Task goal
Transcribe the listing exactly, leaving out every picture.

───── Listing ─────

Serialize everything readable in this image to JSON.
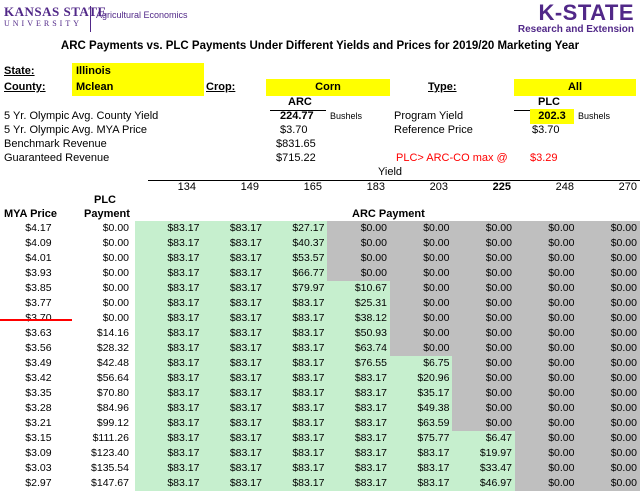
{
  "header": {
    "university_line1": "KANSAS STATE",
    "university_line2": "UNIVERSITY",
    "department": "Agricultural Economics",
    "brand": "K-STATE",
    "brand_sub": "Research and Extension"
  },
  "title": "ARC Payments vs. PLC Payments Under Different Yields and Prices for 2019/20 Marketing Year",
  "inputs": {
    "state_label": "State:",
    "state_value": "Illinois",
    "county_label": "County:",
    "county_value": "Mclean",
    "crop_label": "Crop:",
    "crop_value": "Corn",
    "type_label": "Type:",
    "type_value": "All"
  },
  "summary": {
    "arc_header": "ARC",
    "plc_header": "PLC",
    "county_yield_label": "5 Yr. Olympic Avg. County Yield",
    "county_yield_value": "224.77",
    "bushels1": "Bushels",
    "program_yield_label": "Program Yield",
    "program_yield_value": "202.3",
    "bushels2": "Bushels",
    "mya_label": "5 Yr. Olympic Avg. MYA Price",
    "mya_value": "$3.70",
    "ref_price_label": "Reference Price",
    "ref_price_value": "$3.70",
    "bench_label": "Benchmark Revenue",
    "bench_value": "$831.65",
    "guar_label": "Guaranteed Revenue",
    "guar_value": "$715.22",
    "plc_max_label": "PLC> ARC-CO max @",
    "plc_max_value": "$3.29"
  },
  "table": {
    "yield_label": "Yield",
    "yields": [
      "134",
      "149",
      "165",
      "183",
      "203",
      "225",
      "248",
      "270"
    ],
    "col_mya": "MYA Price",
    "col_plc_line1": "PLC",
    "col_plc_line2": "Payment",
    "col_arc": "ARC Payment",
    "rows": [
      {
        "price": "$4.17",
        "plc": "$0.00",
        "arc": [
          "$83.17",
          "$83.17",
          "$27.17",
          "$0.00",
          "$0.00",
          "$0.00",
          "$0.00",
          "$0.00"
        ],
        "green": 3
      },
      {
        "price": "$4.09",
        "plc": "$0.00",
        "arc": [
          "$83.17",
          "$83.17",
          "$40.37",
          "$0.00",
          "$0.00",
          "$0.00",
          "$0.00",
          "$0.00"
        ],
        "green": 3
      },
      {
        "price": "$4.01",
        "plc": "$0.00",
        "arc": [
          "$83.17",
          "$83.17",
          "$53.57",
          "$0.00",
          "$0.00",
          "$0.00",
          "$0.00",
          "$0.00"
        ],
        "green": 3
      },
      {
        "price": "$3.93",
        "plc": "$0.00",
        "arc": [
          "$83.17",
          "$83.17",
          "$66.77",
          "$0.00",
          "$0.00",
          "$0.00",
          "$0.00",
          "$0.00"
        ],
        "green": 3
      },
      {
        "price": "$3.85",
        "plc": "$0.00",
        "arc": [
          "$83.17",
          "$83.17",
          "$79.97",
          "$10.67",
          "$0.00",
          "$0.00",
          "$0.00",
          "$0.00"
        ],
        "green": 4
      },
      {
        "price": "$3.77",
        "plc": "$0.00",
        "arc": [
          "$83.17",
          "$83.17",
          "$83.17",
          "$25.31",
          "$0.00",
          "$0.00",
          "$0.00",
          "$0.00"
        ],
        "green": 4
      },
      {
        "price": "$3.70",
        "plc": "$0.00",
        "arc": [
          "$83.17",
          "$83.17",
          "$83.17",
          "$38.12",
          "$0.00",
          "$0.00",
          "$0.00",
          "$0.00"
        ],
        "green": 4
      },
      {
        "price": "$3.63",
        "plc": "$14.16",
        "arc": [
          "$83.17",
          "$83.17",
          "$83.17",
          "$50.93",
          "$0.00",
          "$0.00",
          "$0.00",
          "$0.00"
        ],
        "green": 4
      },
      {
        "price": "$3.56",
        "plc": "$28.32",
        "arc": [
          "$83.17",
          "$83.17",
          "$83.17",
          "$63.74",
          "$0.00",
          "$0.00",
          "$0.00",
          "$0.00"
        ],
        "green": 4
      },
      {
        "price": "$3.49",
        "plc": "$42.48",
        "arc": [
          "$83.17",
          "$83.17",
          "$83.17",
          "$76.55",
          "$6.75",
          "$0.00",
          "$0.00",
          "$0.00"
        ],
        "green": 5
      },
      {
        "price": "$3.42",
        "plc": "$56.64",
        "arc": [
          "$83.17",
          "$83.17",
          "$83.17",
          "$83.17",
          "$20.96",
          "$0.00",
          "$0.00",
          "$0.00"
        ],
        "green": 5
      },
      {
        "price": "$3.35",
        "plc": "$70.80",
        "arc": [
          "$83.17",
          "$83.17",
          "$83.17",
          "$83.17",
          "$35.17",
          "$0.00",
          "$0.00",
          "$0.00"
        ],
        "green": 5
      },
      {
        "price": "$3.28",
        "plc": "$84.96",
        "arc": [
          "$83.17",
          "$83.17",
          "$83.17",
          "$83.17",
          "$49.38",
          "$0.00",
          "$0.00",
          "$0.00"
        ],
        "green": 5
      },
      {
        "price": "$3.21",
        "plc": "$99.12",
        "arc": [
          "$83.17",
          "$83.17",
          "$83.17",
          "$83.17",
          "$63.59",
          "$0.00",
          "$0.00",
          "$0.00"
        ],
        "green": 5
      },
      {
        "price": "$3.15",
        "plc": "$111.26",
        "arc": [
          "$83.17",
          "$83.17",
          "$83.17",
          "$83.17",
          "$75.77",
          "$6.47",
          "$0.00",
          "$0.00"
        ],
        "green": 6
      },
      {
        "price": "$3.09",
        "plc": "$123.40",
        "arc": [
          "$83.17",
          "$83.17",
          "$83.17",
          "$83.17",
          "$83.17",
          "$19.97",
          "$0.00",
          "$0.00"
        ],
        "green": 6
      },
      {
        "price": "$3.03",
        "plc": "$135.54",
        "arc": [
          "$83.17",
          "$83.17",
          "$83.17",
          "$83.17",
          "$83.17",
          "$33.47",
          "$0.00",
          "$0.00"
        ],
        "green": 6
      },
      {
        "price": "$2.97",
        "plc": "$147.67",
        "arc": [
          "$83.17",
          "$83.17",
          "$83.17",
          "$83.17",
          "$83.17",
          "$46.97",
          "$0.00",
          "$0.00"
        ],
        "green": 6
      }
    ]
  }
}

─────

Task solution
Serialize everything readable in this image to JSON.
{
  "header": {
    "university_line1": "KANSAS STATE",
    "university_line2": "UNIVERSITY",
    "department": "Agricultural Economics",
    "brand": "K-STATE",
    "brand_sub": "Research and Extension"
  },
  "title": "ARC Payments vs. PLC Payments Under Different Yields and Prices for 2019/20 Marketing Year",
  "inputs": {
    "state_label": "State:",
    "state_value": "Illinois",
    "county_label": "County:",
    "county_value": "Mclean",
    "crop_label": "Crop:",
    "crop_value": "Corn",
    "type_label": "Type:",
    "type_value": "All"
  },
  "summary": {
    "arc_header": "ARC",
    "plc_header": "PLC",
    "county_yield_label": "5 Yr. Olympic Avg. County Yield",
    "county_yield_value": "224.77",
    "bushels1": "Bushels",
    "program_yield_label": "Program Yield",
    "program_yield_value": "202.3",
    "bushels2": "Bushels",
    "mya_label": "5 Yr. Olympic Avg. MYA Price",
    "mya_value": "$3.70",
    "ref_price_label": "Reference Price",
    "ref_price_value": "$3.70",
    "bench_label": "Benchmark Revenue",
    "bench_value": "$831.65",
    "guar_label": "Guaranteed Revenue",
    "guar_value": "$715.22",
    "plc_max_label": "PLC> ARC-CO max @",
    "plc_max_value": "$3.29"
  },
  "table": {
    "yield_label": "Yield",
    "yields": [
      "134",
      "149",
      "165",
      "183",
      "203",
      "225",
      "248",
      "270"
    ],
    "col_mya": "MYA Price",
    "col_plc_line1": "PLC",
    "col_plc_line2": "Payment",
    "col_arc": "ARC Payment",
    "rows": [
      {
        "price": "$4.17",
        "plc": "$0.00",
        "arc": [
          "$83.17",
          "$83.17",
          "$27.17",
          "$0.00",
          "$0.00",
          "$0.00",
          "$0.00",
          "$0.00"
        ],
        "green": 3
      },
      {
        "price": "$4.09",
        "plc": "$0.00",
        "arc": [
          "$83.17",
          "$83.17",
          "$40.37",
          "$0.00",
          "$0.00",
          "$0.00",
          "$0.00",
          "$0.00"
        ],
        "green": 3
      },
      {
        "price": "$4.01",
        "plc": "$0.00",
        "arc": [
          "$83.17",
          "$83.17",
          "$53.57",
          "$0.00",
          "$0.00",
          "$0.00",
          "$0.00",
          "$0.00"
        ],
        "green": 3
      },
      {
        "price": "$3.93",
        "plc": "$0.00",
        "arc": [
          "$83.17",
          "$83.17",
          "$66.77",
          "$0.00",
          "$0.00",
          "$0.00",
          "$0.00",
          "$0.00"
        ],
        "green": 3
      },
      {
        "price": "$3.85",
        "plc": "$0.00",
        "arc": [
          "$83.17",
          "$83.17",
          "$79.97",
          "$10.67",
          "$0.00",
          "$0.00",
          "$0.00",
          "$0.00"
        ],
        "green": 4
      },
      {
        "price": "$3.77",
        "plc": "$0.00",
        "arc": [
          "$83.17",
          "$83.17",
          "$83.17",
          "$25.31",
          "$0.00",
          "$0.00",
          "$0.00",
          "$0.00"
        ],
        "green": 4
      },
      {
        "price": "$3.70",
        "plc": "$0.00",
        "arc": [
          "$83.17",
          "$83.17",
          "$83.17",
          "$38.12",
          "$0.00",
          "$0.00",
          "$0.00",
          "$0.00"
        ],
        "green": 4
      },
      {
        "price": "$3.63",
        "plc": "$14.16",
        "arc": [
          "$83.17",
          "$83.17",
          "$83.17",
          "$50.93",
          "$0.00",
          "$0.00",
          "$0.00",
          "$0.00"
        ],
        "green": 4
      },
      {
        "price": "$3.56",
        "plc": "$28.32",
        "arc": [
          "$83.17",
          "$83.17",
          "$83.17",
          "$63.74",
          "$0.00",
          "$0.00",
          "$0.00",
          "$0.00"
        ],
        "green": 4
      },
      {
        "price": "$3.49",
        "plc": "$42.48",
        "arc": [
          "$83.17",
          "$83.17",
          "$83.17",
          "$76.55",
          "$6.75",
          "$0.00",
          "$0.00",
          "$0.00"
        ],
        "green": 5
      },
      {
        "price": "$3.42",
        "plc": "$56.64",
        "arc": [
          "$83.17",
          "$83.17",
          "$83.17",
          "$83.17",
          "$20.96",
          "$0.00",
          "$0.00",
          "$0.00"
        ],
        "green": 5
      },
      {
        "price": "$3.35",
        "plc": "$70.80",
        "arc": [
          "$83.17",
          "$83.17",
          "$83.17",
          "$83.17",
          "$35.17",
          "$0.00",
          "$0.00",
          "$0.00"
        ],
        "green": 5
      },
      {
        "price": "$3.28",
        "plc": "$84.96",
        "arc": [
          "$83.17",
          "$83.17",
          "$83.17",
          "$83.17",
          "$49.38",
          "$0.00",
          "$0.00",
          "$0.00"
        ],
        "green": 5
      },
      {
        "price": "$3.21",
        "plc": "$99.12",
        "arc": [
          "$83.17",
          "$83.17",
          "$83.17",
          "$83.17",
          "$63.59",
          "$0.00",
          "$0.00",
          "$0.00"
        ],
        "green": 5
      },
      {
        "price": "$3.15",
        "plc": "$111.26",
        "arc": [
          "$83.17",
          "$83.17",
          "$83.17",
          "$83.17",
          "$75.77",
          "$6.47",
          "$0.00",
          "$0.00"
        ],
        "green": 6
      },
      {
        "price": "$3.09",
        "plc": "$123.40",
        "arc": [
          "$83.17",
          "$83.17",
          "$83.17",
          "$83.17",
          "$83.17",
          "$19.97",
          "$0.00",
          "$0.00"
        ],
        "green": 6
      },
      {
        "price": "$3.03",
        "plc": "$135.54",
        "arc": [
          "$83.17",
          "$83.17",
          "$83.17",
          "$83.17",
          "$83.17",
          "$33.47",
          "$0.00",
          "$0.00"
        ],
        "green": 6
      },
      {
        "price": "$2.97",
        "plc": "$147.67",
        "arc": [
          "$83.17",
          "$83.17",
          "$83.17",
          "$83.17",
          "$83.17",
          "$46.97",
          "$0.00",
          "$0.00"
        ],
        "green": 6
      }
    ]
  }
}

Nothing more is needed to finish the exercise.